EXERCISE INPUT →

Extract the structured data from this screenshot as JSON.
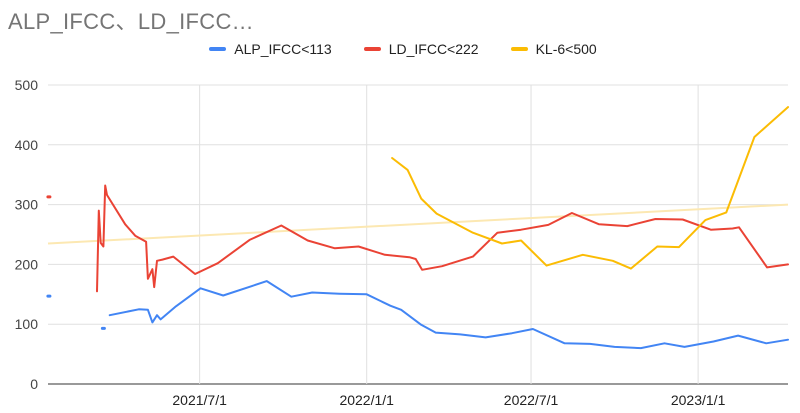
{
  "chart_data": {
    "type": "line",
    "title": "ALP_IFCC、LD_IFCC…",
    "xlabel": "",
    "ylabel": "",
    "ylim": [
      0,
      500
    ],
    "y_ticks": [
      "0",
      "100",
      "200",
      "300",
      "400",
      "500"
    ],
    "x_ticks": [
      "2021/7/1",
      "2022/1/1",
      "2022/7/1",
      "2023/1/1"
    ],
    "x_range": [
      "2021-01-15",
      "2023-04-10"
    ],
    "legend_position": "top",
    "series": [
      {
        "name": "ALP_IFCC<113",
        "color": "#4285f4",
        "segments": [
          [
            [
              "2021-01-16",
              147
            ]
          ],
          [
            [
              "2021-03-17",
              93
            ]
          ],
          [
            [
              "2021-03-24",
              115
            ],
            [
              "2021-04-25",
              125
            ],
            [
              "2021-05-05",
              124
            ],
            [
              "2021-05-10",
              103
            ],
            [
              "2021-05-15",
              115
            ],
            [
              "2021-05-19",
              108
            ],
            [
              "2021-06-05",
              130
            ],
            [
              "2021-07-02",
              160
            ],
            [
              "2021-07-27",
              148
            ],
            [
              "2021-08-28",
              164
            ],
            [
              "2021-09-13",
              172
            ],
            [
              "2021-10-10",
              146
            ],
            [
              "2021-11-02",
              153
            ],
            [
              "2021-12-02",
              151
            ],
            [
              "2022-01-01",
              150
            ],
            [
              "2022-01-27",
              131
            ],
            [
              "2022-02-08",
              124
            ],
            [
              "2022-03-02",
              99
            ],
            [
              "2022-03-18",
              86
            ],
            [
              "2022-04-14",
              83
            ],
            [
              "2022-05-12",
              78
            ],
            [
              "2022-06-10",
              85
            ],
            [
              "2022-07-03",
              92
            ],
            [
              "2022-08-07",
              68
            ],
            [
              "2022-09-04",
              67
            ],
            [
              "2022-10-01",
              62
            ],
            [
              "2022-10-30",
              60
            ],
            [
              "2022-11-25",
              68
            ],
            [
              "2022-12-17",
              62
            ],
            [
              "2023-01-18",
              71
            ],
            [
              "2023-02-14",
              81
            ],
            [
              "2023-03-17",
              68
            ],
            [
              "2023-04-10",
              74
            ]
          ]
        ]
      },
      {
        "name": "LD_IFCC<222",
        "color": "#ea4335",
        "segments": [
          [
            [
              "2021-01-16",
              313
            ]
          ],
          [
            [
              "2021-03-10",
              155
            ],
            [
              "2021-03-12",
              290
            ],
            [
              "2021-03-14",
              236
            ],
            [
              "2021-03-17",
              230
            ],
            [
              "2021-03-19",
              332
            ],
            [
              "2021-03-21",
              316
            ],
            [
              "2021-04-10",
              267
            ],
            [
              "2021-04-21",
              248
            ],
            [
              "2021-05-03",
              238
            ],
            [
              "2021-05-05",
              176
            ],
            [
              "2021-05-10",
              192
            ],
            [
              "2021-05-12",
              162
            ],
            [
              "2021-05-15",
              206
            ],
            [
              "2021-05-21",
              208
            ],
            [
              "2021-06-02",
              213
            ],
            [
              "2021-06-26",
              184
            ],
            [
              "2021-07-21",
              202
            ],
            [
              "2021-08-25",
              241
            ],
            [
              "2021-09-29",
              265
            ],
            [
              "2021-10-28",
              240
            ],
            [
              "2021-11-27",
              227
            ],
            [
              "2021-12-23",
              230
            ],
            [
              "2022-01-21",
              216
            ],
            [
              "2022-02-17",
              212
            ],
            [
              "2022-02-24",
              209
            ],
            [
              "2022-03-03",
              191
            ],
            [
              "2022-03-25",
              197
            ],
            [
              "2022-04-13",
              206
            ],
            [
              "2022-04-28",
              213
            ],
            [
              "2022-05-25",
              253
            ],
            [
              "2022-06-20",
              258
            ],
            [
              "2022-07-20",
              266
            ],
            [
              "2022-08-15",
              286
            ],
            [
              "2022-09-14",
              267
            ],
            [
              "2022-10-15",
              264
            ],
            [
              "2022-11-15",
              276
            ],
            [
              "2022-12-15",
              275
            ],
            [
              "2023-01-15",
              258
            ],
            [
              "2023-02-08",
              260
            ],
            [
              "2023-02-15",
              262
            ],
            [
              "2023-03-18",
              195
            ],
            [
              "2023-04-10",
              200
            ]
          ]
        ]
      },
      {
        "name": "KL-6<500",
        "color": "#fbbc04",
        "segments": [
          [
            [
              "2022-01-29",
              378
            ],
            [
              "2022-02-15",
              358
            ],
            [
              "2022-03-02",
              310
            ],
            [
              "2022-03-19",
              285
            ],
            [
              "2022-04-28",
              253
            ],
            [
              "2022-05-30",
              235
            ],
            [
              "2022-06-20",
              240
            ],
            [
              "2022-07-18",
              198
            ],
            [
              "2022-08-27",
              216
            ],
            [
              "2022-09-29",
              206
            ],
            [
              "2022-10-19",
              193
            ],
            [
              "2022-11-17",
              230
            ],
            [
              "2022-12-11",
              229
            ],
            [
              "2023-01-09",
              274
            ],
            [
              "2023-02-01",
              287
            ],
            [
              "2023-03-04",
              413
            ],
            [
              "2023-04-10",
              463
            ]
          ]
        ]
      }
    ],
    "trendline": {
      "color": "#fce8b2",
      "points": [
        [
          "2021-01-15",
          235
        ],
        [
          "2023-04-10",
          300
        ]
      ]
    }
  }
}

REQUEST → Using the data above, write out every line exactly, leaving the images behind.

EXERCISE RESPONSE →
Extract the structured data from this screenshot as JSON.
{
  "chart_data": {
    "type": "line",
    "title": "ALP_IFCC、LD_IFCC…",
    "xlabel": "",
    "ylabel": "",
    "ylim": [
      0,
      500
    ],
    "y_ticks": [
      "0",
      "100",
      "200",
      "300",
      "400",
      "500"
    ],
    "x_ticks": [
      "2021/7/1",
      "2022/1/1",
      "2022/7/1",
      "2023/1/1"
    ],
    "x_range": [
      "2021-01-15",
      "2023-04-10"
    ],
    "legend_position": "top",
    "series": [
      {
        "name": "ALP_IFCC<113",
        "color": "#4285f4",
        "segments": [
          [
            [
              "2021-01-16",
              147
            ]
          ],
          [
            [
              "2021-03-17",
              93
            ]
          ],
          [
            [
              "2021-03-24",
              115
            ],
            [
              "2021-04-25",
              125
            ],
            [
              "2021-05-05",
              124
            ],
            [
              "2021-05-10",
              103
            ],
            [
              "2021-05-15",
              115
            ],
            [
              "2021-05-19",
              108
            ],
            [
              "2021-06-05",
              130
            ],
            [
              "2021-07-02",
              160
            ],
            [
              "2021-07-27",
              148
            ],
            [
              "2021-08-28",
              164
            ],
            [
              "2021-09-13",
              172
            ],
            [
              "2021-10-10",
              146
            ],
            [
              "2021-11-02",
              153
            ],
            [
              "2021-12-02",
              151
            ],
            [
              "2022-01-01",
              150
            ],
            [
              "2022-01-27",
              131
            ],
            [
              "2022-02-08",
              124
            ],
            [
              "2022-03-02",
              99
            ],
            [
              "2022-03-18",
              86
            ],
            [
              "2022-04-14",
              83
            ],
            [
              "2022-05-12",
              78
            ],
            [
              "2022-06-10",
              85
            ],
            [
              "2022-07-03",
              92
            ],
            [
              "2022-08-07",
              68
            ],
            [
              "2022-09-04",
              67
            ],
            [
              "2022-10-01",
              62
            ],
            [
              "2022-10-30",
              60
            ],
            [
              "2022-11-25",
              68
            ],
            [
              "2022-12-17",
              62
            ],
            [
              "2023-01-18",
              71
            ],
            [
              "2023-02-14",
              81
            ],
            [
              "2023-03-17",
              68
            ],
            [
              "2023-04-10",
              74
            ]
          ]
        ]
      },
      {
        "name": "LD_IFCC<222",
        "color": "#ea4335",
        "segments": [
          [
            [
              "2021-01-16",
              313
            ]
          ],
          [
            [
              "2021-03-10",
              155
            ],
            [
              "2021-03-12",
              290
            ],
            [
              "2021-03-14",
              236
            ],
            [
              "2021-03-17",
              230
            ],
            [
              "2021-03-19",
              332
            ],
            [
              "2021-03-21",
              316
            ],
            [
              "2021-04-10",
              267
            ],
            [
              "2021-04-21",
              248
            ],
            [
              "2021-05-03",
              238
            ],
            [
              "2021-05-05",
              176
            ],
            [
              "2021-05-10",
              192
            ],
            [
              "2021-05-12",
              162
            ],
            [
              "2021-05-15",
              206
            ],
            [
              "2021-05-21",
              208
            ],
            [
              "2021-06-02",
              213
            ],
            [
              "2021-06-26",
              184
            ],
            [
              "2021-07-21",
              202
            ],
            [
              "2021-08-25",
              241
            ],
            [
              "2021-09-29",
              265
            ],
            [
              "2021-10-28",
              240
            ],
            [
              "2021-11-27",
              227
            ],
            [
              "2021-12-23",
              230
            ],
            [
              "2022-01-21",
              216
            ],
            [
              "2022-02-17",
              212
            ],
            [
              "2022-02-24",
              209
            ],
            [
              "2022-03-03",
              191
            ],
            [
              "2022-03-25",
              197
            ],
            [
              "2022-04-13",
              206
            ],
            [
              "2022-04-28",
              213
            ],
            [
              "2022-05-25",
              253
            ],
            [
              "2022-06-20",
              258
            ],
            [
              "2022-07-20",
              266
            ],
            [
              "2022-08-15",
              286
            ],
            [
              "2022-09-14",
              267
            ],
            [
              "2022-10-15",
              264
            ],
            [
              "2022-11-15",
              276
            ],
            [
              "2022-12-15",
              275
            ],
            [
              "2023-01-15",
              258
            ],
            [
              "2023-02-08",
              260
            ],
            [
              "2023-02-15",
              262
            ],
            [
              "2023-03-18",
              195
            ],
            [
              "2023-04-10",
              200
            ]
          ]
        ]
      },
      {
        "name": "KL-6<500",
        "color": "#fbbc04",
        "segments": [
          [
            [
              "2022-01-29",
              378
            ],
            [
              "2022-02-15",
              358
            ],
            [
              "2022-03-02",
              310
            ],
            [
              "2022-03-19",
              285
            ],
            [
              "2022-04-28",
              253
            ],
            [
              "2022-05-30",
              235
            ],
            [
              "2022-06-20",
              240
            ],
            [
              "2022-07-18",
              198
            ],
            [
              "2022-08-27",
              216
            ],
            [
              "2022-09-29",
              206
            ],
            [
              "2022-10-19",
              193
            ],
            [
              "2022-11-17",
              230
            ],
            [
              "2022-12-11",
              229
            ],
            [
              "2023-01-09",
              274
            ],
            [
              "2023-02-01",
              287
            ],
            [
              "2023-03-04",
              413
            ],
            [
              "2023-04-10",
              463
            ]
          ]
        ]
      }
    ],
    "trendline": {
      "color": "#fce8b2",
      "points": [
        [
          "2021-01-15",
          235
        ],
        [
          "2023-04-10",
          300
        ]
      ]
    }
  }
}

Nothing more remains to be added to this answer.